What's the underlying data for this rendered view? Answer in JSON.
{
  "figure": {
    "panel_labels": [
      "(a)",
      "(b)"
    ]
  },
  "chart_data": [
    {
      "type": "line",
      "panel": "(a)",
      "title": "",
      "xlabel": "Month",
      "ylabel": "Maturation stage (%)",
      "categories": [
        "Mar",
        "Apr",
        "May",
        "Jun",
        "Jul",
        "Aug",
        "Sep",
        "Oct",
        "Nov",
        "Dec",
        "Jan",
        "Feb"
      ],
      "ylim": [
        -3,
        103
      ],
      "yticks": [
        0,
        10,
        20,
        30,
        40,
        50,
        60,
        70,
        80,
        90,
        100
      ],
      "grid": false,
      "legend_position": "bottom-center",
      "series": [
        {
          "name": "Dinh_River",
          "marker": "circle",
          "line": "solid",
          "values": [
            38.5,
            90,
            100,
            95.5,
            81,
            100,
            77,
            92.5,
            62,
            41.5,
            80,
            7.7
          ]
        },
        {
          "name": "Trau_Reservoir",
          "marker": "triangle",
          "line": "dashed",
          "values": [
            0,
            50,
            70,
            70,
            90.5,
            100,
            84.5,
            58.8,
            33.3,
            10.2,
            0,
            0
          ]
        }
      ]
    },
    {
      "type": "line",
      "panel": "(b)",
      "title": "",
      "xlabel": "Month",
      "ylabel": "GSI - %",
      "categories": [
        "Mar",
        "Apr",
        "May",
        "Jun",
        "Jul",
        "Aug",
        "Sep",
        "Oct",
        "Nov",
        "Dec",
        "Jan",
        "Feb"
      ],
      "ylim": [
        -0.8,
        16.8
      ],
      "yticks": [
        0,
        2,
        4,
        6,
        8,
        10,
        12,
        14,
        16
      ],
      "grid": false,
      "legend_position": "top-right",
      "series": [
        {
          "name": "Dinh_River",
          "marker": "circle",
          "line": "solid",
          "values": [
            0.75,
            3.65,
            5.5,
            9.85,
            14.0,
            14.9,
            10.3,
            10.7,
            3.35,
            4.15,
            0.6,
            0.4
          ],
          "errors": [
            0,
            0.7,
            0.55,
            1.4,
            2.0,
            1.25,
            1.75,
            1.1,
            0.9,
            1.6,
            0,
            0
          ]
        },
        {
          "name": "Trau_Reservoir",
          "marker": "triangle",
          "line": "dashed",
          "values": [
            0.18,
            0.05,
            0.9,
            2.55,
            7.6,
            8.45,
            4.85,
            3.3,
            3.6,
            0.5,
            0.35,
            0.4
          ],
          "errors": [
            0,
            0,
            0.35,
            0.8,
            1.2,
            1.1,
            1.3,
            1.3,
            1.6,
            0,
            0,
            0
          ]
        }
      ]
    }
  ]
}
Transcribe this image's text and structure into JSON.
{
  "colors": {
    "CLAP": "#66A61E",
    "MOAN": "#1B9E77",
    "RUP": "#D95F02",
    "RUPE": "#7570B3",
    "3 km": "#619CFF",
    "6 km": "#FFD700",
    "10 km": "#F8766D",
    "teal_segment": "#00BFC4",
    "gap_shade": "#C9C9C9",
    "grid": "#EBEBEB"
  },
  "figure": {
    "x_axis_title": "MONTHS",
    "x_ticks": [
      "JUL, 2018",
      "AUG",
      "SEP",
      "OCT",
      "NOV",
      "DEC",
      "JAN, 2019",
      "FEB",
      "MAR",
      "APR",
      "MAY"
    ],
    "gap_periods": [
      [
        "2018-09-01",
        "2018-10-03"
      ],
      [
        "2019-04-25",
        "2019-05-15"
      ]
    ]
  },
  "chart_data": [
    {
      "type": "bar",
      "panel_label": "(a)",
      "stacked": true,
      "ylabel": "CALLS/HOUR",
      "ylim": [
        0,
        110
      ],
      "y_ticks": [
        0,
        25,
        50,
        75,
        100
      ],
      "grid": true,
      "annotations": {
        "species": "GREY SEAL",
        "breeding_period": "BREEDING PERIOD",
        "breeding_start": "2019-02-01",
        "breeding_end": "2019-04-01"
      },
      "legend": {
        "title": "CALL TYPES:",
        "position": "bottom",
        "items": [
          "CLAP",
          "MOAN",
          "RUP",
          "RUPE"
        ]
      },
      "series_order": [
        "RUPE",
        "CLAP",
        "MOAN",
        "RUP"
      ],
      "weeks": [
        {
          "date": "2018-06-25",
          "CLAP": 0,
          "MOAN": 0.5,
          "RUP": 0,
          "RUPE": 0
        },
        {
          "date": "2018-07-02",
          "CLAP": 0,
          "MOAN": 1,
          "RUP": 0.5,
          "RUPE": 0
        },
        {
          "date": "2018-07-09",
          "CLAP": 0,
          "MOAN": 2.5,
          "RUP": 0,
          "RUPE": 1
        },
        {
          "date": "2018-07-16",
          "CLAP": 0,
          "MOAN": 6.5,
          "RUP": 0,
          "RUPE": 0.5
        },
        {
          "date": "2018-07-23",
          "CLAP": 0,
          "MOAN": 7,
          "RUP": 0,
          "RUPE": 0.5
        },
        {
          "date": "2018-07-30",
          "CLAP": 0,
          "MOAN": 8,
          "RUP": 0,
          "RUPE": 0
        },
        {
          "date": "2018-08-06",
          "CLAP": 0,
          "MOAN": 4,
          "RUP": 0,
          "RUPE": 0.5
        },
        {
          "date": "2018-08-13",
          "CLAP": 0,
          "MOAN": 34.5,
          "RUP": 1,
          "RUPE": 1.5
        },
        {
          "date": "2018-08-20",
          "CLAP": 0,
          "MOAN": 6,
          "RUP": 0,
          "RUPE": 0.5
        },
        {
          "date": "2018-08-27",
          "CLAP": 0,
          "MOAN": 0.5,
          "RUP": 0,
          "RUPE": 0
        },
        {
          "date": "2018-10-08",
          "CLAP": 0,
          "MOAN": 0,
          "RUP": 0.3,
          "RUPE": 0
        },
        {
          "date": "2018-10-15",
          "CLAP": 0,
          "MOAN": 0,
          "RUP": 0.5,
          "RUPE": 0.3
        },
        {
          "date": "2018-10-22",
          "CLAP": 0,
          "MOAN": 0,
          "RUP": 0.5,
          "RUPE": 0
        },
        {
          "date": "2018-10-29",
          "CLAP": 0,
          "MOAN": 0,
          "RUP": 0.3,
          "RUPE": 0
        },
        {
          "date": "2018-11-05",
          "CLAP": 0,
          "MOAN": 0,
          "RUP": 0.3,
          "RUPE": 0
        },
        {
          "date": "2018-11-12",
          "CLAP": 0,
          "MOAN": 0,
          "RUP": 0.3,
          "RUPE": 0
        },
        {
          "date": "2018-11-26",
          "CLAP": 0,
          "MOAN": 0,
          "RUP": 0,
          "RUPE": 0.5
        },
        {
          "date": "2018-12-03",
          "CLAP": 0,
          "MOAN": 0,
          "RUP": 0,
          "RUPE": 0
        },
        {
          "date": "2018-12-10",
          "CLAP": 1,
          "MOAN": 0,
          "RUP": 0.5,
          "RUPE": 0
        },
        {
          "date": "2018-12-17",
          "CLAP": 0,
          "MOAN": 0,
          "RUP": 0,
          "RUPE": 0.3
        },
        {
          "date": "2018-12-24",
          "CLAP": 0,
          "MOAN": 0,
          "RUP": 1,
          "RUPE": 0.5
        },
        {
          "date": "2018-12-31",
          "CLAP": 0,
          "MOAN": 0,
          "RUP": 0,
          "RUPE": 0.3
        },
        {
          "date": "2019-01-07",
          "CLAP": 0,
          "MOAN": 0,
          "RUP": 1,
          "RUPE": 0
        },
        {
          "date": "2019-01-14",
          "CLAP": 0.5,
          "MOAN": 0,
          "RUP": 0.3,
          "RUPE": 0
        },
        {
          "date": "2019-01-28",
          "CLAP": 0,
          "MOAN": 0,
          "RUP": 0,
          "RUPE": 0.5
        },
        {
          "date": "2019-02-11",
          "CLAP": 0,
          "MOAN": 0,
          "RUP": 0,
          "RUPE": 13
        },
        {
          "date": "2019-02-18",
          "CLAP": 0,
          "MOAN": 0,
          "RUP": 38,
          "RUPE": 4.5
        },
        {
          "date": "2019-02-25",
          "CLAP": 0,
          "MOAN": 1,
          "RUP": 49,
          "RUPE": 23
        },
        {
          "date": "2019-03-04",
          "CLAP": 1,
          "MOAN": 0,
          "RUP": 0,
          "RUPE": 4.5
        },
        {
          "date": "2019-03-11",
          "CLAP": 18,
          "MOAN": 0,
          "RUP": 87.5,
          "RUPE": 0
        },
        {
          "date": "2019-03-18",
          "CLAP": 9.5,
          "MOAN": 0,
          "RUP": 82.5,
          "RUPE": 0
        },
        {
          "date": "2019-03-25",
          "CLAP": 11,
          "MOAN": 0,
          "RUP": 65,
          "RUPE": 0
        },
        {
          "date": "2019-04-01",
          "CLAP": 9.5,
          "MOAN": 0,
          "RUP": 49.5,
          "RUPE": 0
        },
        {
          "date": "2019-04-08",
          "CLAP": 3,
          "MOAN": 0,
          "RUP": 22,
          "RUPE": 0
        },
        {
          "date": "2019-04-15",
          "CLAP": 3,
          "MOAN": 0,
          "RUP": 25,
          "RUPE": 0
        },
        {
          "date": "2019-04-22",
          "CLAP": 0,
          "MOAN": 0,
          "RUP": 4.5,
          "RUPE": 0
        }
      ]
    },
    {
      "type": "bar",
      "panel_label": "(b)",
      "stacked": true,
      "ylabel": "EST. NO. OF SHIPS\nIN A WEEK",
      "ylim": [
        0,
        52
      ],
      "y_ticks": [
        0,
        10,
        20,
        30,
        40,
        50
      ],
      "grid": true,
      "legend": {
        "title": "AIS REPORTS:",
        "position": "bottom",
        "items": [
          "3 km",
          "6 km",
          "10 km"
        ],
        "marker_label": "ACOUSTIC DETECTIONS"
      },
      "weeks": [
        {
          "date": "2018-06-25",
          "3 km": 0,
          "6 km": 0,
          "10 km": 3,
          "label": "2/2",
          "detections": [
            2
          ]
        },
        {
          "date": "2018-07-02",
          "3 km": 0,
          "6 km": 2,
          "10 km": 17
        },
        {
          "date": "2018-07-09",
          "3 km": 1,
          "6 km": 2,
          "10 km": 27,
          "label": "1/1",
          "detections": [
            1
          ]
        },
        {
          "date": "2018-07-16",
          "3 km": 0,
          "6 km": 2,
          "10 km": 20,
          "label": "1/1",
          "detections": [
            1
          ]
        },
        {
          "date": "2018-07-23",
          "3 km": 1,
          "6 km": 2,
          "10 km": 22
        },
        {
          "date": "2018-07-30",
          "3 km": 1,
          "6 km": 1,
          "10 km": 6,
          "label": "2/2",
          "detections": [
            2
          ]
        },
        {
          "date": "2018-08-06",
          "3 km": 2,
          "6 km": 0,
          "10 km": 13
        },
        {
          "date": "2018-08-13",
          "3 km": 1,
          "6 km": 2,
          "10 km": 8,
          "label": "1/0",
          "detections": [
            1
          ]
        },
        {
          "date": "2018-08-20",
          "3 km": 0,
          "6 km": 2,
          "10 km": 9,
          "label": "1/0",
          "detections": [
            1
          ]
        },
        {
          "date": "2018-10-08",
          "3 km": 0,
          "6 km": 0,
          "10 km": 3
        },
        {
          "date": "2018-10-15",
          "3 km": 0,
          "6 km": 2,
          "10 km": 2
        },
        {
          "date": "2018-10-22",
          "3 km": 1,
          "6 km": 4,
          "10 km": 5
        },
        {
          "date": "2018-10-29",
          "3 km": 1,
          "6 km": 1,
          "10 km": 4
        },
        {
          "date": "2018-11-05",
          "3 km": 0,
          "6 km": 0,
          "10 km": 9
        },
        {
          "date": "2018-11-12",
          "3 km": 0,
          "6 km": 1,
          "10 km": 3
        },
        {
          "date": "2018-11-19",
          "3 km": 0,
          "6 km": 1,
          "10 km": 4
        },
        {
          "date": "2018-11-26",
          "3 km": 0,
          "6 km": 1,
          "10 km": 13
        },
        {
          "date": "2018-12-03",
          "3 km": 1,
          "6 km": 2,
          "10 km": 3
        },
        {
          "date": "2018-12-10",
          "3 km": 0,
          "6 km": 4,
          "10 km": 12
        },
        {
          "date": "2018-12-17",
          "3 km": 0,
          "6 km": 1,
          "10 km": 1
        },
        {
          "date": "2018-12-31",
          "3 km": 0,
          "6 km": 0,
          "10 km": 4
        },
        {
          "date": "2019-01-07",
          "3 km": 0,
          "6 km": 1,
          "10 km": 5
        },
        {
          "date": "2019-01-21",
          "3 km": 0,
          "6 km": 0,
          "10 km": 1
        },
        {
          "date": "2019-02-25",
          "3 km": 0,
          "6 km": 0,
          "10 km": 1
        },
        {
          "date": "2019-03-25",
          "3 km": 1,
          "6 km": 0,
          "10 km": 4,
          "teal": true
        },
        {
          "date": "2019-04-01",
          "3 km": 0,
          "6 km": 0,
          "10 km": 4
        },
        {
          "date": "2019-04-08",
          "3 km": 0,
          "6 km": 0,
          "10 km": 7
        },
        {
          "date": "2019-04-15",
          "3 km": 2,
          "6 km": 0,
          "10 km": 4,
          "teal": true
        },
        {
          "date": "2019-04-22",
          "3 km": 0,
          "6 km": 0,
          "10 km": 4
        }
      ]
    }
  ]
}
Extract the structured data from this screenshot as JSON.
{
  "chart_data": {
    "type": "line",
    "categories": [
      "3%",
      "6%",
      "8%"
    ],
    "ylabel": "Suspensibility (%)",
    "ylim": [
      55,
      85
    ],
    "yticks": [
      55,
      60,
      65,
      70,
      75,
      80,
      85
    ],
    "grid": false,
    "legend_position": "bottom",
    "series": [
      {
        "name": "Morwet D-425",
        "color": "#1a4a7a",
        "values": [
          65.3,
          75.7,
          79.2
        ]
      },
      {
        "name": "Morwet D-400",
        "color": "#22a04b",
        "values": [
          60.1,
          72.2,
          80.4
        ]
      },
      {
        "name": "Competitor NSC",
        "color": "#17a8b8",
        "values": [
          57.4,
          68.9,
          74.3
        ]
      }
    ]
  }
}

**EXERCISE TASK:** Sift the material for lines with the string "JSON". Copy each one found.

**EXERCISE RESULT:**
What's the underlying data for this rendered view? Answer in JSON.
Transcribe this image's text and structure into JSON.
Extract the structured data from this screenshot as JSON.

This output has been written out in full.